• Stated problem: Your task is to gather the lines below that hold the string "Министерства".

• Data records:
══════════════════════════════

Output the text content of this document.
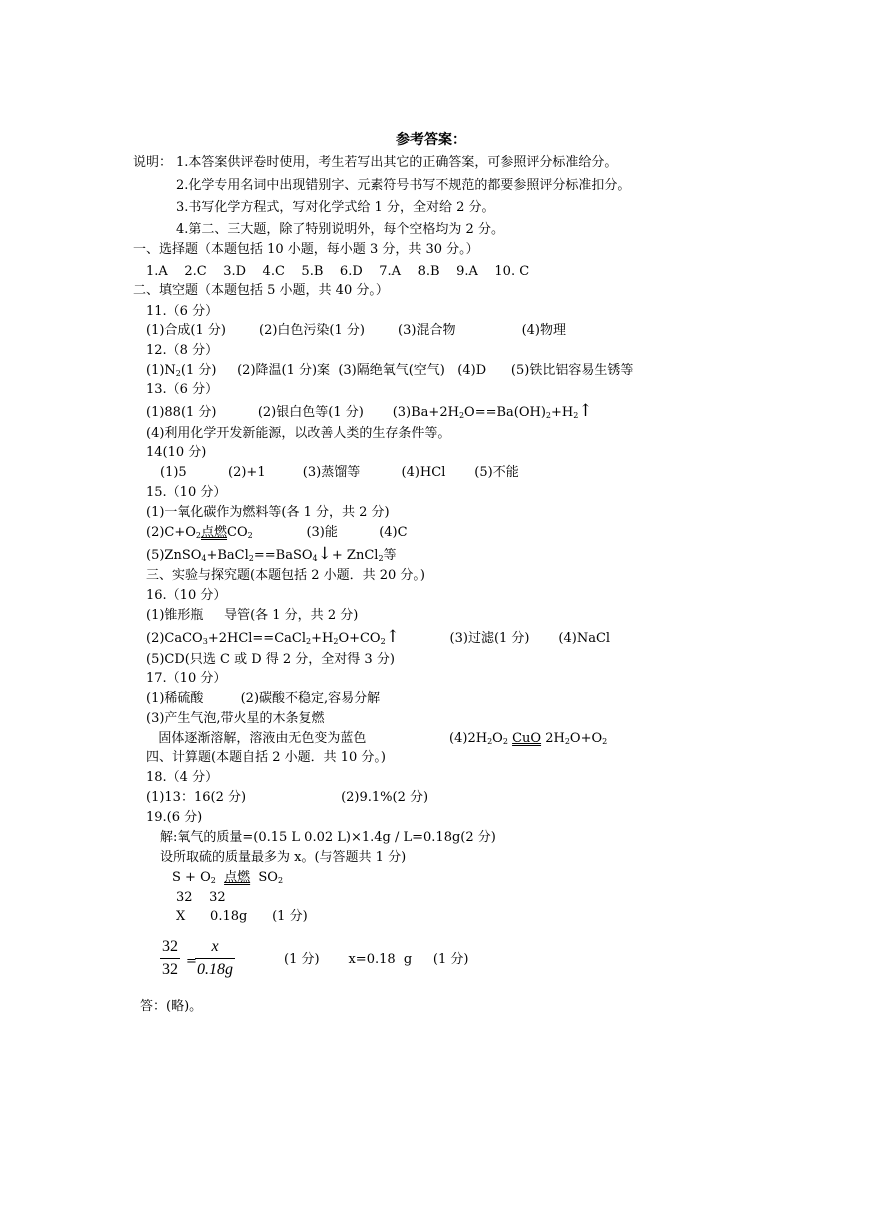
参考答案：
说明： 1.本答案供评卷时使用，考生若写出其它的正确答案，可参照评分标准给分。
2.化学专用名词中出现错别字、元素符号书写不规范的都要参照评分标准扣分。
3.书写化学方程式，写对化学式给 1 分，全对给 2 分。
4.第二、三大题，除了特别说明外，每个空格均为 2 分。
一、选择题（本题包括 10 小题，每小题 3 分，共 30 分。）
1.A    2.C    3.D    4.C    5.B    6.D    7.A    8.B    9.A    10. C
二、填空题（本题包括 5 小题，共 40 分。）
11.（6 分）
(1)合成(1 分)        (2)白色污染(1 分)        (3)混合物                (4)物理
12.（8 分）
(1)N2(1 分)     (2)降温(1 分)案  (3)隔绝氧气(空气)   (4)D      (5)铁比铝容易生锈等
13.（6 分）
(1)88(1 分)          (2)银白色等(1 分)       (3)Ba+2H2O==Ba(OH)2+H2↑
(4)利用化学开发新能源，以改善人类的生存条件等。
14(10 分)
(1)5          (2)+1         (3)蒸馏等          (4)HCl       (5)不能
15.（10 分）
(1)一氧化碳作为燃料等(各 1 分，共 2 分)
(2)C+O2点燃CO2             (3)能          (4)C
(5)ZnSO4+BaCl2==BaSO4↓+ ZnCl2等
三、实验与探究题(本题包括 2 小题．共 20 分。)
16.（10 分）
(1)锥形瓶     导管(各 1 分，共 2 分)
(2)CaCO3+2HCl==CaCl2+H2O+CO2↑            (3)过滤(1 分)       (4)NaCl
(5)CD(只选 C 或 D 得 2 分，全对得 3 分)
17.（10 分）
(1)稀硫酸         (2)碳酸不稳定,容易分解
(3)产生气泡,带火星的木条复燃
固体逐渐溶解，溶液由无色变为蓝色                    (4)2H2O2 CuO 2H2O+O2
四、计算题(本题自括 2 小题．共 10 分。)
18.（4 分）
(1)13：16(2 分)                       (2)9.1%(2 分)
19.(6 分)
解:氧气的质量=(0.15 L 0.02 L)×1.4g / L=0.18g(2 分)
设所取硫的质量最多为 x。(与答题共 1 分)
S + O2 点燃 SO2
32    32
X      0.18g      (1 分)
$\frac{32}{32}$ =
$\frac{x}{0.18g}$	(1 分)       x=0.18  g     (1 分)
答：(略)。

══════════════════════════════

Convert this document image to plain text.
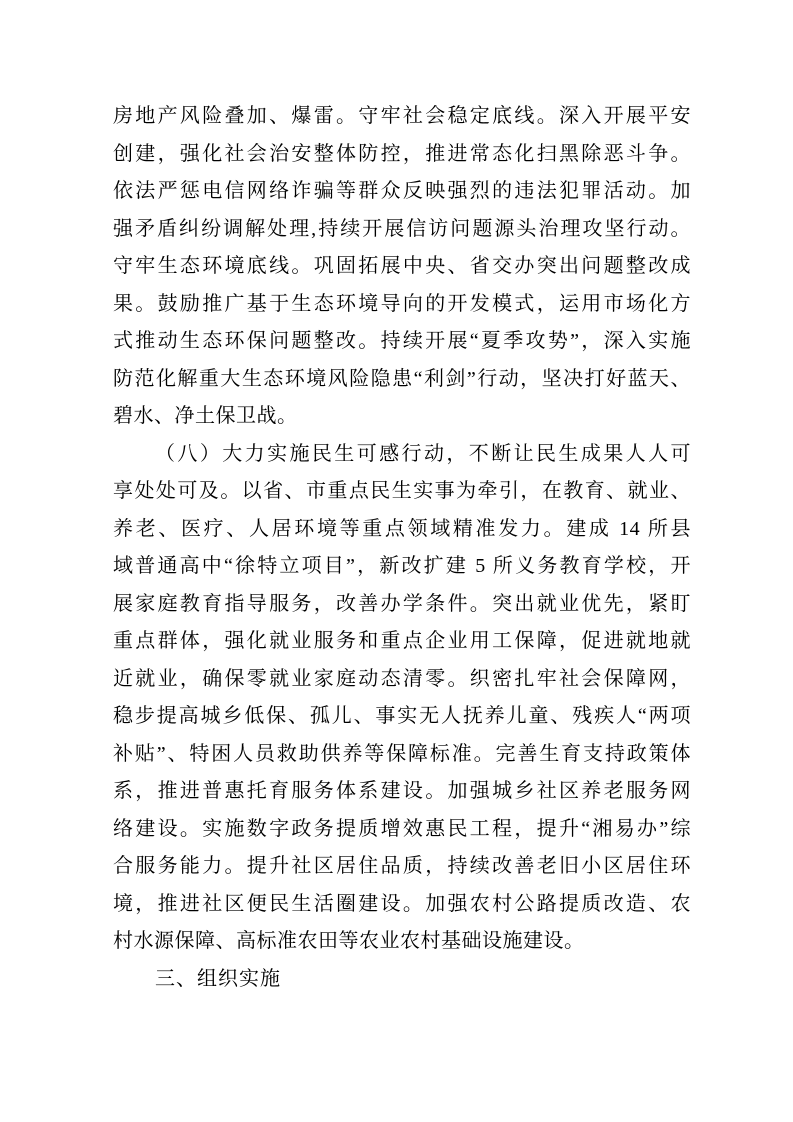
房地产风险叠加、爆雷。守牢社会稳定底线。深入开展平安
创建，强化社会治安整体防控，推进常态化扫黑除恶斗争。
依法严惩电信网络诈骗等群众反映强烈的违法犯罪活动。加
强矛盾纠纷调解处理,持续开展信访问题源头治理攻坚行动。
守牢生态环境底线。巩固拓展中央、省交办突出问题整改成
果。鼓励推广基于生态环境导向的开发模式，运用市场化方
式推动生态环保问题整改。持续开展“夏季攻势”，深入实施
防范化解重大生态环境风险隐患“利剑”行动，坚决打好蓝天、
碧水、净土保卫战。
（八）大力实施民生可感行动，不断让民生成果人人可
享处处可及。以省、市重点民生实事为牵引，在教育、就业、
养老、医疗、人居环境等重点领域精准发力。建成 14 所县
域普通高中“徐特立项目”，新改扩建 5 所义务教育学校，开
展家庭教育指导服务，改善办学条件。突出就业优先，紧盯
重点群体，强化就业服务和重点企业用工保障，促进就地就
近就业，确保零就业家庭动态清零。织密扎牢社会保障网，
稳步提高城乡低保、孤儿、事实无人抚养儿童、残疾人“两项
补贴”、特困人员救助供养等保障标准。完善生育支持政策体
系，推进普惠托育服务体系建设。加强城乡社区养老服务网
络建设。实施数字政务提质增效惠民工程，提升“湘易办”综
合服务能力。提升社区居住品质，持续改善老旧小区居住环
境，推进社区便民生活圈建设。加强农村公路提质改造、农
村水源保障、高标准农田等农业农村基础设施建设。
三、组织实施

══════════════════════════════

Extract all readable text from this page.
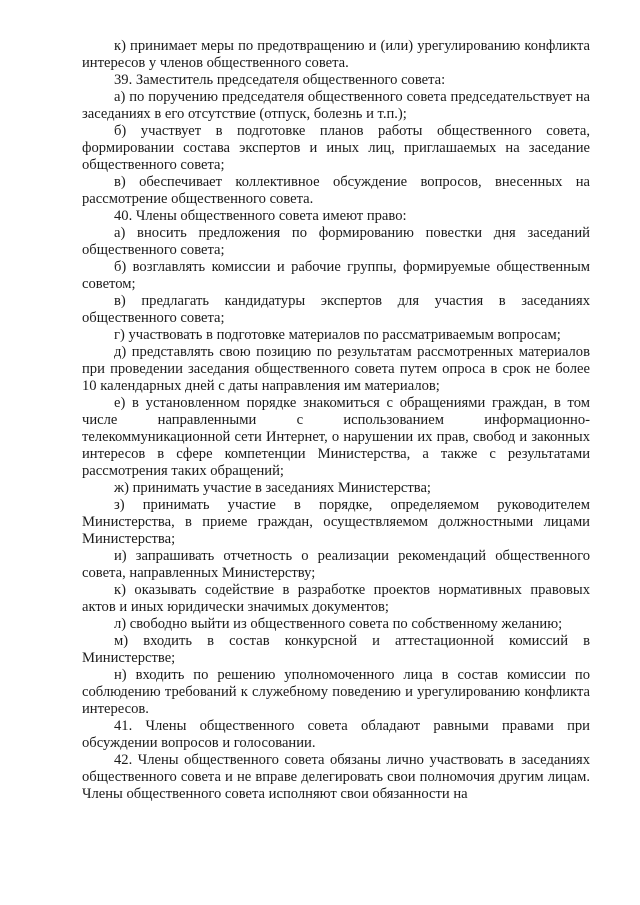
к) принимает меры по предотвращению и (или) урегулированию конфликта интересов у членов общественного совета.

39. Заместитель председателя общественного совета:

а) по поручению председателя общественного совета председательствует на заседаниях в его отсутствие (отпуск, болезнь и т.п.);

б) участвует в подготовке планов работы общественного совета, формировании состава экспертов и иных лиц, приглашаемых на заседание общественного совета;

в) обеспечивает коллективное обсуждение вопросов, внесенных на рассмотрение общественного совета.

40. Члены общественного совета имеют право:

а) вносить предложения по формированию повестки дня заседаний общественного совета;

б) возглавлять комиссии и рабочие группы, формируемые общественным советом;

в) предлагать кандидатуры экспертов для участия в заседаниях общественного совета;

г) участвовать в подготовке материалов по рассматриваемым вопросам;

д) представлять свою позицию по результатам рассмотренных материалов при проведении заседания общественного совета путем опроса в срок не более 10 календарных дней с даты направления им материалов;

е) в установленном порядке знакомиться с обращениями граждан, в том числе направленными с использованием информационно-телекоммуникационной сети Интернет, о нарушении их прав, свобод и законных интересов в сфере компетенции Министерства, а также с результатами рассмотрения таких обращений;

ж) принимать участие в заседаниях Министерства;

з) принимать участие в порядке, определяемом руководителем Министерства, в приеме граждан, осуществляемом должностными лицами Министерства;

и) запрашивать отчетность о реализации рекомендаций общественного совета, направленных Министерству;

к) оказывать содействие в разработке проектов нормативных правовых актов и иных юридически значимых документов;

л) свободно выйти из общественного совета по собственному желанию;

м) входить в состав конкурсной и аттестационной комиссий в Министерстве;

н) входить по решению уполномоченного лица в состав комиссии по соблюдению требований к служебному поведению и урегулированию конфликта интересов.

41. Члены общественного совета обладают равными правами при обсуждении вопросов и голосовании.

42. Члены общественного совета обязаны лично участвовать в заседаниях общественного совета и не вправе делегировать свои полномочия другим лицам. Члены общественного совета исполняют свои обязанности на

══════════════════════════════

• Solution for this exercise:
е) в установленном порядке знакомиться с обращениями граждан, в том числе направленными с использованием информационно-телекоммуникационной сети Интернет, о нарушении их прав, свобод и законных интересов в сфере компетенции Министерства, а также с результатами рассмотрения таких обращений;
ж) принимать участие в заседаниях Министерства;
з) принимать участие в порядке, определяемом руководителем Министерства, в приеме граждан, осуществляемом должностными лицами Министерства;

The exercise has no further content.